* _Stated goal_
Reproduce all of the data exactly, with no line skipped.

* _Record extracts_
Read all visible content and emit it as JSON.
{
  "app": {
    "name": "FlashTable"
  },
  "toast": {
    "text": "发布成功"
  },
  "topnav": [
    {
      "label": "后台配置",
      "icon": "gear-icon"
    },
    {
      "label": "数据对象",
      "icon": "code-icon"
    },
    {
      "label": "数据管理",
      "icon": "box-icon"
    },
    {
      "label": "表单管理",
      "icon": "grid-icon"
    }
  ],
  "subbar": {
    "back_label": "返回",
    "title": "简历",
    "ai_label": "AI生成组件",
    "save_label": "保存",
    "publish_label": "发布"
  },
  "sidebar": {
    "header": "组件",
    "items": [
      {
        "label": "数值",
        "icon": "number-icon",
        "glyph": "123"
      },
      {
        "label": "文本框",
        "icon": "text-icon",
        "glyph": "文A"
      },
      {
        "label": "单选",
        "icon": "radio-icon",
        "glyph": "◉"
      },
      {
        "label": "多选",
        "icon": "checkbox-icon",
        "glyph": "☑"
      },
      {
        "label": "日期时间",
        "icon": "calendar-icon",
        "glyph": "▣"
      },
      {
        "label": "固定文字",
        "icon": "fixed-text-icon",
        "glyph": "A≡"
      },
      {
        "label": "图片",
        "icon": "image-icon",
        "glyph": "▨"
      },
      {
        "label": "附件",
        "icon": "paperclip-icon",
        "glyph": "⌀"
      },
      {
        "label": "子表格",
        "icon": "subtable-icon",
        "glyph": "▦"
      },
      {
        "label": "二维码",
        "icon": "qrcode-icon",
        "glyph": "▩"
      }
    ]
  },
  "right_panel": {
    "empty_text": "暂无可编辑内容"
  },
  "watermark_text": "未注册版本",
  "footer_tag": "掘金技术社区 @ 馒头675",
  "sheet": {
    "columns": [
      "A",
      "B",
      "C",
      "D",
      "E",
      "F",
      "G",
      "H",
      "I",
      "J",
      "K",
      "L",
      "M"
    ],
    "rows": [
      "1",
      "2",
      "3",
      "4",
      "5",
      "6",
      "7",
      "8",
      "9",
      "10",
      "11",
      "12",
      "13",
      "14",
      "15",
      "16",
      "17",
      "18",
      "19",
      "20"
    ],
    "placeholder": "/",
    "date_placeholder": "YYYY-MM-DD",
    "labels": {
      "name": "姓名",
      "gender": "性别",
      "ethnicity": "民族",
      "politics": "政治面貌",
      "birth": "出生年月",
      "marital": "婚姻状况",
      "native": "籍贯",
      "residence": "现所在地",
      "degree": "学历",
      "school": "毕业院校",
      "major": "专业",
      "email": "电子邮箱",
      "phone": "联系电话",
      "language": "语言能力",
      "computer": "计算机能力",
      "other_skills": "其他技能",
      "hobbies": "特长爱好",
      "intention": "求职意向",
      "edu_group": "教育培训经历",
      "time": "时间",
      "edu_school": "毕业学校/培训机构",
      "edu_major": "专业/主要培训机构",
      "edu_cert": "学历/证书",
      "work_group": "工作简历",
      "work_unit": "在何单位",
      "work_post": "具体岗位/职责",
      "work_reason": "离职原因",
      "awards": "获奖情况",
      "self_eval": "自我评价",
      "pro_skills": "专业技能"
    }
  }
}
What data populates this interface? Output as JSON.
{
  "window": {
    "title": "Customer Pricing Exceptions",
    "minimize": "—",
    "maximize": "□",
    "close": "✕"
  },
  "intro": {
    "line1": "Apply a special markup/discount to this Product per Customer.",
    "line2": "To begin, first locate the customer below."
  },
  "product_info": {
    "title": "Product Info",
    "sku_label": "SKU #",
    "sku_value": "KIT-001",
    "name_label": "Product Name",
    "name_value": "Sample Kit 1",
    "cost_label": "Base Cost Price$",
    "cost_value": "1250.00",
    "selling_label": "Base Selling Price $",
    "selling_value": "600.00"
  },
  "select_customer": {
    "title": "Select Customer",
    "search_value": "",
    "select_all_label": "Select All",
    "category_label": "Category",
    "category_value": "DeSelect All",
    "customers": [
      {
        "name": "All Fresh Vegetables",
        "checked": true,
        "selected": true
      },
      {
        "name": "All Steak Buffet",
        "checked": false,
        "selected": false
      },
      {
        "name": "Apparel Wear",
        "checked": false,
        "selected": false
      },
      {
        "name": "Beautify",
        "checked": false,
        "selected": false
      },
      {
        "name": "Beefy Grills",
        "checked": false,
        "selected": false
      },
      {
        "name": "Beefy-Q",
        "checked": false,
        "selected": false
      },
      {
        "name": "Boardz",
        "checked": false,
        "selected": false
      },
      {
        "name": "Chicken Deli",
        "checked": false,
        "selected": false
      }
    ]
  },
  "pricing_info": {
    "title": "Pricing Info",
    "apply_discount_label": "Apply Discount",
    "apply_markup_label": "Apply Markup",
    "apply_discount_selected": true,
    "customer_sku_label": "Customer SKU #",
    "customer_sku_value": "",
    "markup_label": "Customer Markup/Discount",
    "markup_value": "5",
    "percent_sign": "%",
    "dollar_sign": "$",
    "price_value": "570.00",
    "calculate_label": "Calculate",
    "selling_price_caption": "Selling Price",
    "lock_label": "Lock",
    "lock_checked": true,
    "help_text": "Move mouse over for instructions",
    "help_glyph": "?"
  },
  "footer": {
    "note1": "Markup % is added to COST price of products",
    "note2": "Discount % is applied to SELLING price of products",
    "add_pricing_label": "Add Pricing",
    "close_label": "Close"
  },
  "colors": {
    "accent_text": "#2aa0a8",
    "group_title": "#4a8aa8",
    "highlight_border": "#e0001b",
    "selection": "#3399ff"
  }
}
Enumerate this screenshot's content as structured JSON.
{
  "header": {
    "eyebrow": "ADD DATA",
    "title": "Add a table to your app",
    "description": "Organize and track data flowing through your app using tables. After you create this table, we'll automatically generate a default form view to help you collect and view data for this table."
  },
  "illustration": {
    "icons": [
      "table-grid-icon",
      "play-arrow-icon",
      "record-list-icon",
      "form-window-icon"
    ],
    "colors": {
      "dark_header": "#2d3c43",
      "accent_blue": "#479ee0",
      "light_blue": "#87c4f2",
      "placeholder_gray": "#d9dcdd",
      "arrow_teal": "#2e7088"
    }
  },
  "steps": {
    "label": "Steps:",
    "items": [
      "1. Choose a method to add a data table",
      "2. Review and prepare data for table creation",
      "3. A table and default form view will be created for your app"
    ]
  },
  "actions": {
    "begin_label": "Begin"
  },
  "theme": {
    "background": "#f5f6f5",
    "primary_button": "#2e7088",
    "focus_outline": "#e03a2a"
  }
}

* _Complete output_
Read all visible content and emit it as JSON.
{
  "app": {
    "name": "FlashTable"
  },
  "toast": {
    "text": "发布成功"
  },
  "topnav": [
    {
      "label": "后台配置",
      "icon": "gear-icon"
    },
    {
      "label": "数据对象",
      "icon": "code-icon"
    },
    {
      "label": "数据管理",
      "icon": "box-icon"
    },
    {
      "label": "表单管理",
      "icon": "grid-icon"
    }
  ],
  "subbar": {
    "back_label": "返回",
    "title": "简历",
    "ai_label": "AI生成组件",
    "save_label": "保存",
    "publish_label": "发布"
  },
  "sidebar": {
    "header": "组件",
    "items": [
      {
        "label": "数值",
        "icon": "number-icon",
        "glyph": "123"
      },
      {
        "label": "文本框",
        "icon": "text-icon",
        "glyph": "文A"
      },
      {
        "label": "单选",
        "icon": "radio-icon",
        "glyph": "◉"
      },
      {
        "label": "多选",
        "icon": "checkbox-icon",
        "glyph": "☑"
      },
      {
        "label": "日期时间",
        "icon": "calendar-icon",
        "glyph": "▣"
      },
      {
        "label": "固定文字",
        "icon": "fixed-text-icon",
        "glyph": "A≡"
      },
      {
        "label": "图片",
        "icon": "image-icon",
        "glyph": "▨"
      },
      {
        "label": "附件",
        "icon": "paperclip-icon",
        "glyph": "⌀"
      },
      {
        "label": "子表格",
        "icon": "subtable-icon",
        "glyph": "▦"
      },
      {
        "label": "二维码",
        "icon": "qrcode-icon",
        "glyph": "▩"
      }
    ]
  },
  "right_panel": {
    "empty_text": "暂无可编辑内容"
  },
  "watermark_text": "未注册版本",
  "footer_tag": "掘金技术社区 @ 馒头675",
  "sheet": {
    "columns": [
      "A",
      "B",
      "C",
      "D",
      "E",
      "F",
      "G",
      "H",
      "I",
      "J",
      "K",
      "L",
      "M"
    ],
    "rows": [
      "1",
      "2",
      "3",
      "4",
      "5",
      "6",
      "7",
      "8",
      "9",
      "10",
      "11",
      "12",
      "13",
      "14",
      "15",
      "16",
      "17",
      "18",
      "19",
      "20"
    ],
    "placeholder": "/",
    "date_placeholder": "YYYY-MM-DD",
    "labels": {
      "name": "姓名",
      "gender": "性别",
      "ethnicity": "民族",
      "politics": "政治面貌",
      "birth": "出生年月",
      "marital": "婚姻状况",
      "native": "籍贯",
      "residence": "现所在地",
      "degree": "学历",
      "school": "毕业院校",
      "major": "专业",
      "email": "电子邮箱",
      "phone": "联系电话",
      "language": "语言能力",
      "computer": "计算机能力",
      "other_skills": "其他技能",
      "hobbies": "特长爱好",
      "intention": "求职意向",
      "edu_group": "教育培训经历",
      "time": "时间",
      "edu_school": "毕业学校/培训机构",
      "edu_major": "专业/主要培训机构",
      "edu_cert": "学历/证书",
      "work_group": "工作简历",
      "work_unit": "在何单位",
      "work_post": "具体岗位/职责",
      "work_reason": "离职原因",
      "awards": "获奖情况",
      "self_eval": "自我评价",
      "pro_skills": "专业技能"
    }
  }
}
What data populates this interface? Output as JSON.
{
  "window": {
    "title": "Customer Pricing Exceptions",
    "minimize": "—",
    "maximize": "□",
    "close": "✕"
  },
  "intro": {
    "line1": "Apply a special markup/discount to this Product per Customer.",
    "line2": "To begin, first locate the customer below."
  },
  "product_info": {
    "title": "Product Info",
    "sku_label": "SKU #",
    "sku_value": "KIT-001",
    "name_label": "Product Name",
    "name_value": "Sample Kit 1",
    "cost_label": "Base Cost Price$",
    "cost_value": "1250.00",
    "selling_label": "Base Selling Price $",
    "selling_value": "600.00"
  },
  "select_customer": {
    "title": "Select Customer",
    "search_value": "",
    "select_all_label": "Select All",
    "category_label": "Category",
    "category_value": "DeSelect All",
    "customers": [
      {
        "name": "All Fresh Vegetables",
        "checked": true,
        "selected": true
      },
      {
        "name": "All Steak Buffet",
        "checked": false,
        "selected": false
      },
      {
        "name": "Apparel Wear",
        "checked": false,
        "selected": false
      },
      {
        "name": "Beautify",
        "checked": false,
        "selected": false
      },
      {
        "name": "Beefy Grills",
        "checked": false,
        "selected": false
      },
      {
        "name": "Beefy-Q",
        "checked": false,
        "selected": false
      },
      {
        "name": "Boardz",
        "checked": false,
        "selected": false
      },
      {
        "name": "Chicken Deli",
        "checked": false,
        "selected": false
      }
    ]
  },
  "pricing_info": {
    "title": "Pricing Info",
    "apply_discount_label": "Apply Discount",
    "apply_markup_label": "Apply Markup",
    "apply_discount_selected": true,
    "customer_sku_label": "Customer SKU #",
    "customer_sku_value": "",
    "markup_label": "Customer Markup/Discount",
    "markup_value": "5",
    "percent_sign": "%",
    "dollar_sign": "$",
    "price_value": "570.00",
    "calculate_label": "Calculate",
    "selling_price_caption": "Selling Price",
    "lock_label": "Lock",
    "lock_checked": true,
    "help_text": "Move mouse over for instructions",
    "help_glyph": "?"
  },
  "footer": {
    "note1": "Markup % is added to COST price of products",
    "note2": "Discount % is applied to SELLING price of products",
    "add_pricing_label": "Add Pricing",
    "close_label": "Close"
  },
  "colors": {
    "accent_text": "#2aa0a8",
    "group_title": "#4a8aa8",
    "highlight_border": "#e0001b",
    "selection": "#3399ff"
  }
}
Enumerate this screenshot's content as structured JSON.
{
  "header": {
    "eyebrow": "ADD DATA",
    "title": "Add a table to your app",
    "description": "Organize and track data flowing through your app using tables. After you create this table, we'll automatically generate a default form view to help you collect and view data for this table."
  },
  "illustration": {
    "icons": [
      "table-grid-icon",
      "play-arrow-icon",
      "record-list-icon",
      "form-window-icon"
    ],
    "colors": {
      "dark_header": "#2d3c43",
      "accent_blue": "#479ee0",
      "light_blue": "#87c4f2",
      "placeholder_gray": "#d9dcdd",
      "arrow_teal": "#2e7088"
    }
  },
  "steps": {
    "label": "Steps:",
    "items": [
      "1. Choose a method to add a data table",
      "2. Review and prepare data for table creation",
      "3. A table and default form view will be created for your app"
    ]
  },
  "actions": {
    "begin_label": "Begin"
  },
  "theme": {
    "background": "#f5f6f5",
    "primary_button": "#2e7088",
    "focus_outline": "#e03a2a"
  }
}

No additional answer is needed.